Job: All entries must be extracted exactly, with nothing added or dropped.

(Stored records)

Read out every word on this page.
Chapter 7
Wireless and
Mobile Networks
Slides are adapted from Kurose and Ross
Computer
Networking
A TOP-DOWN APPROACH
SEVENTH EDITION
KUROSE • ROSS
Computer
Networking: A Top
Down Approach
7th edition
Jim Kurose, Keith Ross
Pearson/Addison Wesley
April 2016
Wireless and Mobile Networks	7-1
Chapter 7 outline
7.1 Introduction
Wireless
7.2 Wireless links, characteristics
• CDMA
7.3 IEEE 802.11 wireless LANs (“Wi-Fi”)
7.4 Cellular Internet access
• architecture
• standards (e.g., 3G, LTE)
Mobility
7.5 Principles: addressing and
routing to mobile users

Output below:
Read out every word on this page.
Chapter 7
Wireless and
Mobile Networks
Slides are adapted from Kurose and Ross
Computer
Networking
A TOP-DOWN APPROACH
SEVENTH EDITION
KUROSE • ROSS
Computer
Networking: A Top
Down Approach
7th edition
Jim Kurose, Keith Ross
Pearson/Addison Wesley
April 2016
Wireless and Mobile Networks	7-1
Chapter 7 outline
7.1 Introduction
Wireless
7.2 Wireless links, characteristics
• CDMA
7.3 IEEE 802.11 wireless LANs (“Wi-Fi”)
7.4 Cellular Internet access
• architecture
• standards (e.g., 3G, LTE)
Mobility
7.5 Principles: addressing and
routing to mobile users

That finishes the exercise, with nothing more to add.